● Data supplied:

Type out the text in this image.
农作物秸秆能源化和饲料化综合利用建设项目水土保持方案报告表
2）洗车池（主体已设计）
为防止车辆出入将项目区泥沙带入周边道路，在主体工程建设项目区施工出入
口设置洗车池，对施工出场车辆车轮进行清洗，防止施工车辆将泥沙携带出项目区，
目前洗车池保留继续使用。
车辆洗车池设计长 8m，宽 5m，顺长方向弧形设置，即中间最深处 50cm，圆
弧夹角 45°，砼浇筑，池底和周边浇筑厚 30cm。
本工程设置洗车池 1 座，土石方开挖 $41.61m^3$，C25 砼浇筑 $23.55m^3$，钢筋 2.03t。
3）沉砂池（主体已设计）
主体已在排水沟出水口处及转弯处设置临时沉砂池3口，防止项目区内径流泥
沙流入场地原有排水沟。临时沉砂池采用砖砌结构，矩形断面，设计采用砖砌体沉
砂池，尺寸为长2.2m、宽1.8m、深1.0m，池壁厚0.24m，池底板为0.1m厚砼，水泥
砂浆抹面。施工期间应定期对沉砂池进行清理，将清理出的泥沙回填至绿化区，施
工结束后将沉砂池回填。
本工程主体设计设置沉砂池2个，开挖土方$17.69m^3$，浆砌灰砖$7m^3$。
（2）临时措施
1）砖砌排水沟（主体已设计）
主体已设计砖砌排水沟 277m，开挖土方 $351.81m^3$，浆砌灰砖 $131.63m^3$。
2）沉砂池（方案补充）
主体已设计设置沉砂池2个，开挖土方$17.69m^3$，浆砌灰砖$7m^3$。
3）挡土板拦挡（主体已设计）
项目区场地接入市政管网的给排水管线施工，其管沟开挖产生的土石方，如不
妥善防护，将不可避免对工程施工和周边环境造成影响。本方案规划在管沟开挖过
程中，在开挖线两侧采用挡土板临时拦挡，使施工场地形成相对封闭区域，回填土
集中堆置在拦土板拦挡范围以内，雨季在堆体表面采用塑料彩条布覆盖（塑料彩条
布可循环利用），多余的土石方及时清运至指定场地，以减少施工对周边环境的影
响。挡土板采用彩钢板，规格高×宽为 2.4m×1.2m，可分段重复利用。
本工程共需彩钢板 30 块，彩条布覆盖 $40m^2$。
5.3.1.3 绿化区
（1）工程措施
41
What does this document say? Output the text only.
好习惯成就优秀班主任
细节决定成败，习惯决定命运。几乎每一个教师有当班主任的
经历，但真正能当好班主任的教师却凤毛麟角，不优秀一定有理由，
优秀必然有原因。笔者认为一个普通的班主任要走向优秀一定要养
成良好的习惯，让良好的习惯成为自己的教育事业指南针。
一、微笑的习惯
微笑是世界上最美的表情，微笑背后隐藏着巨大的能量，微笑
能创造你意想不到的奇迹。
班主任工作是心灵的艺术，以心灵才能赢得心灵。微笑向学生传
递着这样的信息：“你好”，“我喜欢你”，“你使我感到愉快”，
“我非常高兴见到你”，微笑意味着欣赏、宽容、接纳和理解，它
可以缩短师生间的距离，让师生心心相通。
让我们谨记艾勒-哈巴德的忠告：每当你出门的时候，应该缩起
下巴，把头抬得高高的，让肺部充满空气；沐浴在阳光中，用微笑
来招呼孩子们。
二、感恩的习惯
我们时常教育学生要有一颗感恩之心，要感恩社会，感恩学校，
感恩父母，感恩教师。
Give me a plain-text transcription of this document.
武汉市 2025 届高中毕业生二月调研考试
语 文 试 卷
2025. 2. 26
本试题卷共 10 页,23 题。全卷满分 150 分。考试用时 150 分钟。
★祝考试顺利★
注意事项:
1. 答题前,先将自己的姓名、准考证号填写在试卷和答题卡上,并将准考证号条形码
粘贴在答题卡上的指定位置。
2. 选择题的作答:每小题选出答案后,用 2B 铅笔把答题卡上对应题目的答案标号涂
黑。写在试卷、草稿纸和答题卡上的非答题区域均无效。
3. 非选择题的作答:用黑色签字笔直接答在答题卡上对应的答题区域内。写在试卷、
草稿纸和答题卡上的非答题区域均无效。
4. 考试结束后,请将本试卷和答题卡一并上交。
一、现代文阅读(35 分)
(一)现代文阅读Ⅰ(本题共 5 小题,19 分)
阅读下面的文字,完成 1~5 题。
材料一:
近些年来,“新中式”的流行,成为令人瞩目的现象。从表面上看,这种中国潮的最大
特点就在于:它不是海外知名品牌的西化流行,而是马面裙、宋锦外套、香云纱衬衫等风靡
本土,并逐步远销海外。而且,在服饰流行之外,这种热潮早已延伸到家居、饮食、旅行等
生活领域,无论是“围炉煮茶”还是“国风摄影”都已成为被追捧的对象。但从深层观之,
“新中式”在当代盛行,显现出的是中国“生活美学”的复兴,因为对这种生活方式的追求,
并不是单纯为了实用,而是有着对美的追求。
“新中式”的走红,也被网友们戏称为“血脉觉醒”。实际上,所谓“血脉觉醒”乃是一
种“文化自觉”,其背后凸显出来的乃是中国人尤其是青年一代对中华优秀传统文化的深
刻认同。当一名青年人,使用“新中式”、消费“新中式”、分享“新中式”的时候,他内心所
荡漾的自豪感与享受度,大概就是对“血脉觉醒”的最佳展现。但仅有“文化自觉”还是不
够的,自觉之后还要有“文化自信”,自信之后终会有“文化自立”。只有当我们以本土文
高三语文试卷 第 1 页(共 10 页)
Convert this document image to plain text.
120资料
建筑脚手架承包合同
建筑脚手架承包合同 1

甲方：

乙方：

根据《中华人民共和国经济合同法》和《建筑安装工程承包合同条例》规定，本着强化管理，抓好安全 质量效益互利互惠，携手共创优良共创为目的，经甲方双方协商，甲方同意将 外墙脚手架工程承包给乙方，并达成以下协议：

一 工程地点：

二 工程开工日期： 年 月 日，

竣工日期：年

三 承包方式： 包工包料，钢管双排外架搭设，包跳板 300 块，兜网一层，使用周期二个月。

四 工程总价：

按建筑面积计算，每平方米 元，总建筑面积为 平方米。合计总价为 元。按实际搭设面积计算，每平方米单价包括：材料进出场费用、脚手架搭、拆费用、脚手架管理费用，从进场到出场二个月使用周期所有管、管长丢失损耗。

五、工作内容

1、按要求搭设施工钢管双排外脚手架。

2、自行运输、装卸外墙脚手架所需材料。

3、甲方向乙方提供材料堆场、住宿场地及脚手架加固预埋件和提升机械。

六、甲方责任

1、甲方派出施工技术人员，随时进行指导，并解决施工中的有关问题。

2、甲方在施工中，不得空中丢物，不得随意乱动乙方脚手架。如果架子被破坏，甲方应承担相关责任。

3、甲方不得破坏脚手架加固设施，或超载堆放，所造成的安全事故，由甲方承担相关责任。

● Set task:
Repeat each entry word for word.

● The output:
Type out the text in this image.
农作物秸秆能源化和饲料化综合利用建设项目水土保持方案报告表
2）洗车池（主体已设计）
为防止车辆出入将项目区泥沙带入周边道路，在主体工程建设项目区施工出入
口设置洗车池，对施工出场车辆车轮进行清洗，防止施工车辆将泥沙携带出项目区，
目前洗车池保留继续使用。
车辆洗车池设计长 8m，宽 5m，顺长方向弧形设置，即中间最深处 50cm，圆
弧夹角 45°，砼浇筑，池底和周边浇筑厚 30cm。
本工程设置洗车池 1 座，土石方开挖 $41.61m^3$，C25 砼浇筑 $23.55m^3$，钢筋 2.03t。
3）沉砂池（主体已设计）
主体已在排水沟出水口处及转弯处设置临时沉砂池3口，防止项目区内径流泥
沙流入场地原有排水沟。临时沉砂池采用砖砌结构，矩形断面，设计采用砖砌体沉
砂池，尺寸为长2.2m、宽1.8m、深1.0m，池壁厚0.24m，池底板为0.1m厚砼，水泥
砂浆抹面。施工期间应定期对沉砂池进行清理，将清理出的泥沙回填至绿化区，施
工结束后将沉砂池回填。
本工程主体设计设置沉砂池2个，开挖土方$17.69m^3$，浆砌灰砖$7m^3$。
（2）临时措施
1）砖砌排水沟（主体已设计）
主体已设计砖砌排水沟 277m，开挖土方 $351.81m^3$，浆砌灰砖 $131.63m^3$。
2）沉砂池（方案补充）
主体已设计设置沉砂池2个，开挖土方$17.69m^3$，浆砌灰砖$7m^3$。
3）挡土板拦挡（主体已设计）
项目区场地接入市政管网的给排水管线施工，其管沟开挖产生的土石方，如不
妥善防护，将不可避免对工程施工和周边环境造成影响。本方案规划在管沟开挖过
程中，在开挖线两侧采用挡土板临时拦挡，使施工场地形成相对封闭区域，回填土
集中堆置在拦土板拦挡范围以内，雨季在堆体表面采用塑料彩条布覆盖（塑料彩条
布可循环利用），多余的土石方及时清运至指定场地，以减少施工对周边环境的影
响。挡土板采用彩钢板，规格高×宽为 2.4m×1.2m，可分段重复利用。
本工程共需彩钢板 30 块，彩条布覆盖 $40m^2$。
5.3.1.3 绿化区
（1）工程措施
41
What does this document say? Output the text only.
好习惯成就优秀班主任
细节决定成败，习惯决定命运。几乎每一个教师有当班主任的
经历，但真正能当好班主任的教师却凤毛麟角，不优秀一定有理由，
优秀必然有原因。笔者认为一个普通的班主任要走向优秀一定要养
成良好的习惯，让良好的习惯成为自己的教育事业指南针。
一、微笑的习惯
微笑是世界上最美的表情，微笑背后隐藏着巨大的能量，微笑
能创造你意想不到的奇迹。
班主任工作是心灵的艺术，以心灵才能赢得心灵。微笑向学生传
递着这样的信息：“你好”，“我喜欢你”，“你使我感到愉快”，
“我非常高兴见到你”，微笑意味着欣赏、宽容、接纳和理解，它
可以缩短师生间的距离，让师生心心相通。
让我们谨记艾勒-哈巴德的忠告：每当你出门的时候，应该缩起
下巴，把头抬得高高的，让肺部充满空气；沐浴在阳光中，用微笑
来招呼孩子们。
二、感恩的习惯
我们时常教育学生要有一颗感恩之心，要感恩社会，感恩学校，
感恩父母，感恩教师。
Give me a plain-text transcription of this document.
武汉市 2025 届高中毕业生二月调研考试
语 文 试 卷
2025. 2. 26
本试题卷共 10 页,23 题。全卷满分 150 分。考试用时 150 分钟。
★祝考试顺利★
注意事项:
1. 答题前,先将自己的姓名、准考证号填写在试卷和答题卡上,并将准考证号条形码
粘贴在答题卡上的指定位置。
2. 选择题的作答:每小题选出答案后,用 2B 铅笔把答题卡上对应题目的答案标号涂
黑。写在试卷、草稿纸和答题卡上的非答题区域均无效。
3. 非选择题的作答:用黑色签字笔直接答在答题卡上对应的答题区域内。写在试卷、
草稿纸和答题卡上的非答题区域均无效。
4. 考试结束后,请将本试卷和答题卡一并上交。
一、现代文阅读(35 分)
(一)现代文阅读Ⅰ(本题共 5 小题,19 分)
阅读下面的文字,完成 1~5 题。
材料一:
近些年来,“新中式”的流行,成为令人瞩目的现象。从表面上看,这种中国潮的最大
特点就在于:它不是海外知名品牌的西化流行,而是马面裙、宋锦外套、香云纱衬衫等风靡
本土,并逐步远销海外。而且,在服饰流行之外,这种热潮早已延伸到家居、饮食、旅行等
生活领域,无论是“围炉煮茶”还是“国风摄影”都已成为被追捧的对象。但从深层观之,
“新中式”在当代盛行,显现出的是中国“生活美学”的复兴,因为对这种生活方式的追求,
并不是单纯为了实用,而是有着对美的追求。
“新中式”的走红,也被网友们戏称为“血脉觉醒”。实际上,所谓“血脉觉醒”乃是一
种“文化自觉”,其背后凸显出来的乃是中国人尤其是青年一代对中华优秀传统文化的深
刻认同。当一名青年人,使用“新中式”、消费“新中式”、分享“新中式”的时候,他内心所
荡漾的自豪感与享受度,大概就是对“血脉觉醒”的最佳展现。但仅有“文化自觉”还是不
够的,自觉之后还要有“文化自信”,自信之后终会有“文化自立”。只有当我们以本土文
高三语文试卷 第 1 页(共 10 页)
Convert this document image to plain text.
120资料
建筑脚手架承包合同
建筑脚手架承包合同 1

甲方：

乙方：

根据《中华人民共和国经济合同法》和《建筑安装工程承包合同条例》规定，本着强化管理，抓好安全 质量效益互利互惠，携手共创优良共创为目的，经甲方双方协商，甲方同意将 外墙脚手架工程承包给乙方，并达成以下协议：

一 工程地点：

二 工程开工日期： 年 月 日，

竣工日期：年

三 承包方式： 包工包料，钢管双排外架搭设，包跳板 300 块，兜网一层，使用周期二个月。

四 工程总价：

按建筑面积计算，每平方米 元，总建筑面积为 平方米。合计总价为 元。按实际搭设面积计算，每平方米单价包括：材料进出场费用、脚手架搭、拆费用、脚手架管理费用，从进场到出场二个月使用周期所有管、管长丢失损耗。

五、工作内容

1、按要求搭设施工钢管双排外脚手架。

2、自行运输、装卸外墙脚手架所需材料。

3、甲方向乙方提供材料堆场、住宿场地及脚手架加固预埋件和提升机械。

六、甲方责任

1、甲方派出施工技术人员，随时进行指导，并解决施工中的有关问题。

2、甲方在施工中，不得空中丢物，不得随意乱动乙方脚手架。如果架子被破坏，甲方应承担相关责任。

3、甲方不得破坏脚手架加固设施，或超载堆放，所造成的安全事故，由甲方承担相关责任。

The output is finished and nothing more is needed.